What the task requires. Find each line with the string "лабораторий" and copy it.

[start of Records provided]

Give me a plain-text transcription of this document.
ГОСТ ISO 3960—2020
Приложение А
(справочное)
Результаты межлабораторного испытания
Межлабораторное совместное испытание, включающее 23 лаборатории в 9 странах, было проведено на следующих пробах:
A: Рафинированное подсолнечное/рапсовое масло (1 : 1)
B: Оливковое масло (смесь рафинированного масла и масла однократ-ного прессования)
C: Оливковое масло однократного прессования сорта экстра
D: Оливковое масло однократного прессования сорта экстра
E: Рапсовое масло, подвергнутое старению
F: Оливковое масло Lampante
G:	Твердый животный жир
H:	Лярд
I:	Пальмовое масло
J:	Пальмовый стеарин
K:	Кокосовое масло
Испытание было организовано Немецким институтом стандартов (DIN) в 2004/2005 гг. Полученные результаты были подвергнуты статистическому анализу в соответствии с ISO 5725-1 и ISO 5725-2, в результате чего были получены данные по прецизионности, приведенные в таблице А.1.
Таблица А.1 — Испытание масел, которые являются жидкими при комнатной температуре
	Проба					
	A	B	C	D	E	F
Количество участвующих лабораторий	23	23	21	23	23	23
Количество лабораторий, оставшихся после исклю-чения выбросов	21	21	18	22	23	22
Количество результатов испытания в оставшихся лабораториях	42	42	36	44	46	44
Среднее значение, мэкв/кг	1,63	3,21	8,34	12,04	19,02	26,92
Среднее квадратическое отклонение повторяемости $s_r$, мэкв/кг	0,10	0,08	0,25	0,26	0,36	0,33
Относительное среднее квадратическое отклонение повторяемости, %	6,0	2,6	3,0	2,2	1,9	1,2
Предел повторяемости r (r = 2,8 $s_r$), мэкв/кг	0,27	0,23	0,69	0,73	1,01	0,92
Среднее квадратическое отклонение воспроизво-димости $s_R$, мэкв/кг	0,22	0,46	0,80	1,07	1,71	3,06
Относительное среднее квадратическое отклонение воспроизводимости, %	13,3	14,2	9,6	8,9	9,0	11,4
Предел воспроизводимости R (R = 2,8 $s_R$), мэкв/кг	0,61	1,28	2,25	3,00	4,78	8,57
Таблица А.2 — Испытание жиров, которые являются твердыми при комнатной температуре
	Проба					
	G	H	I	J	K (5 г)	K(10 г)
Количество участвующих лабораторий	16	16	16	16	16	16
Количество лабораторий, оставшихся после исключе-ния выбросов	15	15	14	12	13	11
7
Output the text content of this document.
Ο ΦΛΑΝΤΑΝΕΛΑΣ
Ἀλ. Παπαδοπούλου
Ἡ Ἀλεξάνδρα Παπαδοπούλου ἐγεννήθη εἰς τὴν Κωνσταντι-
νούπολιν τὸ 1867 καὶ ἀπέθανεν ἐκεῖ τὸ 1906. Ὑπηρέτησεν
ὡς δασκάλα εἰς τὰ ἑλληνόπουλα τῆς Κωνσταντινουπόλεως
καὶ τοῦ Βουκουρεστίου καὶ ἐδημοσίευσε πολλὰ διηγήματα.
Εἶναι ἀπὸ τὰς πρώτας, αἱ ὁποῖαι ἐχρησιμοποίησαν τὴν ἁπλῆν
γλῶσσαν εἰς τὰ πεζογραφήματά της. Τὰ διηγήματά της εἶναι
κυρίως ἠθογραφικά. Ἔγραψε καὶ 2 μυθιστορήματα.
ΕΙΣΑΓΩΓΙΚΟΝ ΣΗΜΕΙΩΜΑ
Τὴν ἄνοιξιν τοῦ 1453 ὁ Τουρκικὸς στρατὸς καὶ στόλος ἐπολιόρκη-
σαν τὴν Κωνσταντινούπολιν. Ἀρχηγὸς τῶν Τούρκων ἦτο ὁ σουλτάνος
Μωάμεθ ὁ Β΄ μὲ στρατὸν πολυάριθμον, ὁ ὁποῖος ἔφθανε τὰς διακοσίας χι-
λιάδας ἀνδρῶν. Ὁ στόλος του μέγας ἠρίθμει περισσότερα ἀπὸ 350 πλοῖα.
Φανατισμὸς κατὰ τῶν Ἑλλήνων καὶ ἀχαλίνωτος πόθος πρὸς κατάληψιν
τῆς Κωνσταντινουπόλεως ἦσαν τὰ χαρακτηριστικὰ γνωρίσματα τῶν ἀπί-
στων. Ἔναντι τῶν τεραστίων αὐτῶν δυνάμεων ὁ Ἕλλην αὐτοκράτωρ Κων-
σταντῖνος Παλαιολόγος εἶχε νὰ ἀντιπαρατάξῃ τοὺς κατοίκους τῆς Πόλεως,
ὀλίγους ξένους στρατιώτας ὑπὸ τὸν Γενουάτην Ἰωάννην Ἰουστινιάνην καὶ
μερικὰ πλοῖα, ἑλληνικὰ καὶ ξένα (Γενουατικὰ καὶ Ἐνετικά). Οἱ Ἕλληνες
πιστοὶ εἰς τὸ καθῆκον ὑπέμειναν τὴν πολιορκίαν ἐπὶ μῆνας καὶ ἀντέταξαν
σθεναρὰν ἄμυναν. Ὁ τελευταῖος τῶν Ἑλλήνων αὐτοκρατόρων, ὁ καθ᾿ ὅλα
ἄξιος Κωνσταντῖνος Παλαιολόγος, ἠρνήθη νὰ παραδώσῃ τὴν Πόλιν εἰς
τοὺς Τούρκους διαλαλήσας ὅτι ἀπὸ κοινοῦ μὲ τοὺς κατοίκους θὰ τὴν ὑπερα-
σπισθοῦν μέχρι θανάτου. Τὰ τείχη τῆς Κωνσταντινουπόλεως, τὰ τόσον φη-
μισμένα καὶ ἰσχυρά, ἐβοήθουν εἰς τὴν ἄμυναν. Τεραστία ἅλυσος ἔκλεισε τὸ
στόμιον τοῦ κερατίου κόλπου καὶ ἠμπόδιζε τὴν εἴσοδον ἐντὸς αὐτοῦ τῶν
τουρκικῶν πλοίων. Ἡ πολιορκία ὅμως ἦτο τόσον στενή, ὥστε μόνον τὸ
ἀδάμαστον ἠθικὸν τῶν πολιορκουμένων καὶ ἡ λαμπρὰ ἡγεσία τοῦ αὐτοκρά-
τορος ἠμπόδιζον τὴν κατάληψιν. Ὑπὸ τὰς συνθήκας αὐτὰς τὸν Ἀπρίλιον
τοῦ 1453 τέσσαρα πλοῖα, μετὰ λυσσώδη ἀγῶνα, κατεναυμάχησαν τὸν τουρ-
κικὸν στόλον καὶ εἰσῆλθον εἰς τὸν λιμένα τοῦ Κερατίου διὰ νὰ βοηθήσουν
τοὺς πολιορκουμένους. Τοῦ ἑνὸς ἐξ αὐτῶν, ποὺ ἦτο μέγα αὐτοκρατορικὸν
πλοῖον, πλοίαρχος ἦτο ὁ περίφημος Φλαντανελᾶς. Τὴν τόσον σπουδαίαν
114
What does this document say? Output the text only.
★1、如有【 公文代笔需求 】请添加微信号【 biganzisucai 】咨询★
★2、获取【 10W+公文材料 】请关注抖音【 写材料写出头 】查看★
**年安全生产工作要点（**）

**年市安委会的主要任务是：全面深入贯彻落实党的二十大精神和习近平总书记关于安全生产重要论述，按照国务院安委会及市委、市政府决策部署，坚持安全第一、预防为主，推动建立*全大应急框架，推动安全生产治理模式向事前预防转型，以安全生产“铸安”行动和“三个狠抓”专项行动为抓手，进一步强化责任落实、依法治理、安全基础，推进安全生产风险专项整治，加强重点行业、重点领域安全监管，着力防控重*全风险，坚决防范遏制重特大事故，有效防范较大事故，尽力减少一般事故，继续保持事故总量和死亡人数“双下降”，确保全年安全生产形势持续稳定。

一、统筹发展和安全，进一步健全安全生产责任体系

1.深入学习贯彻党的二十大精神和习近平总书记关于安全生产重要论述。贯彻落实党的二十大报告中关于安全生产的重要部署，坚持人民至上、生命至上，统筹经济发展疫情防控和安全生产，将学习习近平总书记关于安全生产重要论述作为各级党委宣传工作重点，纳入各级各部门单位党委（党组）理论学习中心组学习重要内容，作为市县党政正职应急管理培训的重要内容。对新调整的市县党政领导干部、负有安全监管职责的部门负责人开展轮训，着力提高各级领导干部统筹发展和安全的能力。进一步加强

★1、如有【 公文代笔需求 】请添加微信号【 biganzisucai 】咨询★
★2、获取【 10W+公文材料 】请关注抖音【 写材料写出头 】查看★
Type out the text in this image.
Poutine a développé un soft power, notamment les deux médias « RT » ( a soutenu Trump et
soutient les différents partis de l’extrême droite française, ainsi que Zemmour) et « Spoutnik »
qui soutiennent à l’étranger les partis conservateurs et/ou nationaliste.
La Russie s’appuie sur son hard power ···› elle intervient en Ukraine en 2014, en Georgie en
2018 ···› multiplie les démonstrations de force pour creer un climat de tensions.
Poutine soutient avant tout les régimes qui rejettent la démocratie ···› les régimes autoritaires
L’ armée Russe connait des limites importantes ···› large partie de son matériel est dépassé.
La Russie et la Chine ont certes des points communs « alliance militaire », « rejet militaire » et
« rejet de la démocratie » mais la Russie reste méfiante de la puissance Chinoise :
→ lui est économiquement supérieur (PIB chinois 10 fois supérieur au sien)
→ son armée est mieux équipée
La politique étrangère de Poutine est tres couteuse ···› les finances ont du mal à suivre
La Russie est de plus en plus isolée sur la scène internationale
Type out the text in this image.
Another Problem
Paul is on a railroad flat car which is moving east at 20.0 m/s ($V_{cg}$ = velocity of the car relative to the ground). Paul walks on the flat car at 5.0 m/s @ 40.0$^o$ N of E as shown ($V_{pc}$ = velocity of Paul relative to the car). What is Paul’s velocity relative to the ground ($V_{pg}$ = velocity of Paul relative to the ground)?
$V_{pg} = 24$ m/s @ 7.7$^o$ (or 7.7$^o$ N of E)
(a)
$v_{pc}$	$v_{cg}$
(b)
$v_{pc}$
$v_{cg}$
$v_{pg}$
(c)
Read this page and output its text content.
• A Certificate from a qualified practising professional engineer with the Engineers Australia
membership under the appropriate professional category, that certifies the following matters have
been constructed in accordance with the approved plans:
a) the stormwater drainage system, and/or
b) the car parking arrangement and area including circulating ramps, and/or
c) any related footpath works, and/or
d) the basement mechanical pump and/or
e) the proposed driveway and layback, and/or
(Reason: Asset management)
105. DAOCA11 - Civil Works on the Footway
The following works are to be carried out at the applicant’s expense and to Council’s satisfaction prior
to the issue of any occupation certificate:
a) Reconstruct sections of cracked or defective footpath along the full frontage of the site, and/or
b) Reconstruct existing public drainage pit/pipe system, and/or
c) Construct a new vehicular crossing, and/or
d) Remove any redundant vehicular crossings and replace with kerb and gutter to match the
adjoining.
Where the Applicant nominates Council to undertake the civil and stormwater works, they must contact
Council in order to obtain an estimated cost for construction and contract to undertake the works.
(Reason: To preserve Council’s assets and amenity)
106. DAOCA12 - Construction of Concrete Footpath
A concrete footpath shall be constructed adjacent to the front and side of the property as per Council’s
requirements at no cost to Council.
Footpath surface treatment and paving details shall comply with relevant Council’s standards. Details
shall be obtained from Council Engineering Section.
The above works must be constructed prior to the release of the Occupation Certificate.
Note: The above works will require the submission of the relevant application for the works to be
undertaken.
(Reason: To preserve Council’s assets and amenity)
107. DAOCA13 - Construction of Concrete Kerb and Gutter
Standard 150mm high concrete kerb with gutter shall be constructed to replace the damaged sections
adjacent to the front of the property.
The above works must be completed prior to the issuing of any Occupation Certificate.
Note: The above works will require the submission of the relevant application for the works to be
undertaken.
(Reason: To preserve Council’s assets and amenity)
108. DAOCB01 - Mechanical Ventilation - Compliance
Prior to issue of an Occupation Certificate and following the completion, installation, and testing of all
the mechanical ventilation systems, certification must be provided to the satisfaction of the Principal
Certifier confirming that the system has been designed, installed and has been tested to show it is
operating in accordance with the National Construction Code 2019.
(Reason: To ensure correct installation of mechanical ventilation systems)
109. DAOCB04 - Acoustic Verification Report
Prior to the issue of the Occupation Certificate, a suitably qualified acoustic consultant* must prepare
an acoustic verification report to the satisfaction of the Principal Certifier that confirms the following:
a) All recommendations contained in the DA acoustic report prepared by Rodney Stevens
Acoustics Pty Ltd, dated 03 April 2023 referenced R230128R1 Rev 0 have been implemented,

[end of Records provided]

Completed task.
Количество участвующих лабораторий	23	23	21	23	23	23
Количество лабораторий, оставшихся после исклю-чения выбросов	21	21	18	22	23	22
Количество участвующих лабораторий	16	16	16	16	16	16
Количество лабораторий, оставшихся после исключе-ния выбросов	15	15	14	12	13	11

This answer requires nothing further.